▶ **DIRECTIONS FOR THIS TASK**
Search the records for the word "pragma" and report each line that has it.

▶ **RECORDS FOR THE EXERCISE**

....

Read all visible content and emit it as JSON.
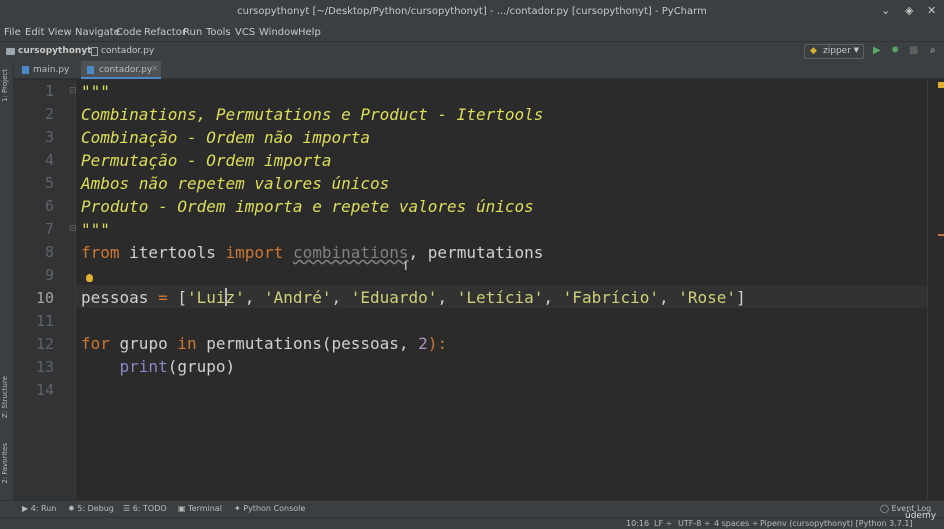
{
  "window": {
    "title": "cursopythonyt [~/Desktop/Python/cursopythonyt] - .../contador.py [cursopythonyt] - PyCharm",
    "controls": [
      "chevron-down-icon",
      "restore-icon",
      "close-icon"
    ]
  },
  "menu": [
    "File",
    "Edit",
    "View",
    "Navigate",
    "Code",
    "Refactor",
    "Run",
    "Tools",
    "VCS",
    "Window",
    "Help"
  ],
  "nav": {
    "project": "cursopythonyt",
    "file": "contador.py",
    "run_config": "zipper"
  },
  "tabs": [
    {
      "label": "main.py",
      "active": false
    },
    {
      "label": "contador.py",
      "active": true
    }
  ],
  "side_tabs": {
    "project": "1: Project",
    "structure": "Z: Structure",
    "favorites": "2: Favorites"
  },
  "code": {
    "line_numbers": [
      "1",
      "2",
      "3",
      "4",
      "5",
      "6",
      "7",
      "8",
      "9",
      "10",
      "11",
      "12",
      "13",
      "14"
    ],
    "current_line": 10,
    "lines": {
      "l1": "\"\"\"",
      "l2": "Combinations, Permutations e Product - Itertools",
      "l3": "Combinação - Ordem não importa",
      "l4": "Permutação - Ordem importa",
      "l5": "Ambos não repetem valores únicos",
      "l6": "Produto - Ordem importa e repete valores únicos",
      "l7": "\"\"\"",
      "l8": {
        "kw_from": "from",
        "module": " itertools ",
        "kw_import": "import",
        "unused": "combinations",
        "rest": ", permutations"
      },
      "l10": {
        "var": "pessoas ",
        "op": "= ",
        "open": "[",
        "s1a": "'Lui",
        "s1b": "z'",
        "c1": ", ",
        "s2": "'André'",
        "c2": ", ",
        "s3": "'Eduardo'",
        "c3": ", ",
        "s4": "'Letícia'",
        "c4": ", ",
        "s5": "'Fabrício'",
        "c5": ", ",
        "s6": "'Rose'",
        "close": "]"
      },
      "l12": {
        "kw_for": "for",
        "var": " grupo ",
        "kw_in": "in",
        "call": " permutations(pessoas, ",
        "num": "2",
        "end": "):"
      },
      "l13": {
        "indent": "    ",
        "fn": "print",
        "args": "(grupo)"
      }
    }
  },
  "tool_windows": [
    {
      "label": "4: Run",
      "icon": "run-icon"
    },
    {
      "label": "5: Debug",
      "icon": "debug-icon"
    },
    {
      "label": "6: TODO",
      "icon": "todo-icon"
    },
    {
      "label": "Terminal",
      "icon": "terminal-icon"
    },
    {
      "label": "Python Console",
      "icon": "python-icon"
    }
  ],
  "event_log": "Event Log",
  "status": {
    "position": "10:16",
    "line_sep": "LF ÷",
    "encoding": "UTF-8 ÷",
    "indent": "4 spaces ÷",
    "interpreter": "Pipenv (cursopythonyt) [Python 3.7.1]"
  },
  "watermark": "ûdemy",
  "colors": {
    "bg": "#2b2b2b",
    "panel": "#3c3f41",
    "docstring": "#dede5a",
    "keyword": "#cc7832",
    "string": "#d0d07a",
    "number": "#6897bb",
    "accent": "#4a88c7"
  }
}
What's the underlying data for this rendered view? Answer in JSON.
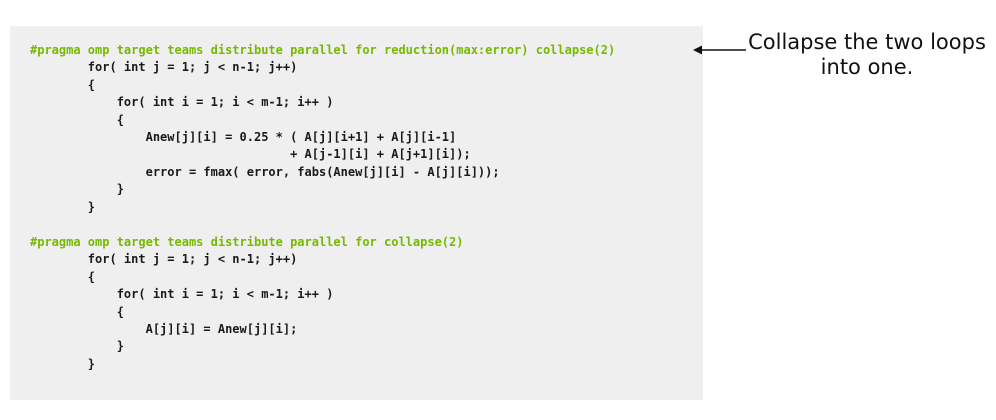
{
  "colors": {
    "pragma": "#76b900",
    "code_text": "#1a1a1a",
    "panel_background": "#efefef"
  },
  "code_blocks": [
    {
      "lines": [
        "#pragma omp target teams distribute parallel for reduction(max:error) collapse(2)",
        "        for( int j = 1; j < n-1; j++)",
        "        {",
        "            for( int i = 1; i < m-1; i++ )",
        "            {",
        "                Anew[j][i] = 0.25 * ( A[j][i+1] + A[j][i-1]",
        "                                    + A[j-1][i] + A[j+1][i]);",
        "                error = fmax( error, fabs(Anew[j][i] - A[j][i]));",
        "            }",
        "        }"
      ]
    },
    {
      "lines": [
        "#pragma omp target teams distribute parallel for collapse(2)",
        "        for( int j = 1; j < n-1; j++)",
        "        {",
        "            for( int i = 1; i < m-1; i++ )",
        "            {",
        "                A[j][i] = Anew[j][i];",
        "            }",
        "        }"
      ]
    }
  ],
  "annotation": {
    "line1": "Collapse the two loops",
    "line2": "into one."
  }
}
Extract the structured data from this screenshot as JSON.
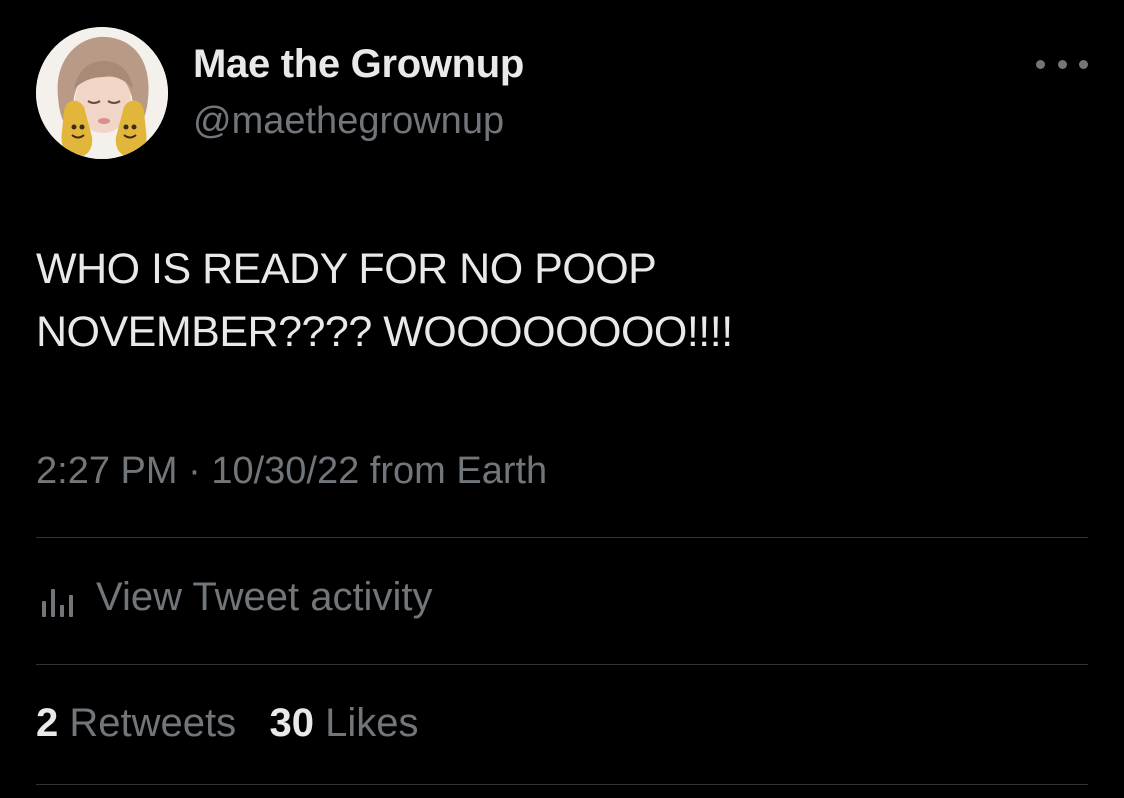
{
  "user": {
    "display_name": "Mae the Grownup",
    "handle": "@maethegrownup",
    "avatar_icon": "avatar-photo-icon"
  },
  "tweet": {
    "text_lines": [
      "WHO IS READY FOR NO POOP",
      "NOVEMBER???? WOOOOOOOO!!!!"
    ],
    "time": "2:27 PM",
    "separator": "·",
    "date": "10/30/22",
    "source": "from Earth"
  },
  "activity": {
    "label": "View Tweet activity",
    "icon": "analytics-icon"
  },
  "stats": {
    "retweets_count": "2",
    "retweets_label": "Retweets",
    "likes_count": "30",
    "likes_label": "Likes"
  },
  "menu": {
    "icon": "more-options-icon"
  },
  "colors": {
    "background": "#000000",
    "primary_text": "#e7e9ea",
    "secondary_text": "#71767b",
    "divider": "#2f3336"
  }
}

....

▶ **TASK RESPONSE**
    "pragma": "#76b900",
        "#pragma omp target teams distribute parallel for reduction(max:error) collapse(2)",
        "#pragma omp target teams distribute parallel for collapse(2)",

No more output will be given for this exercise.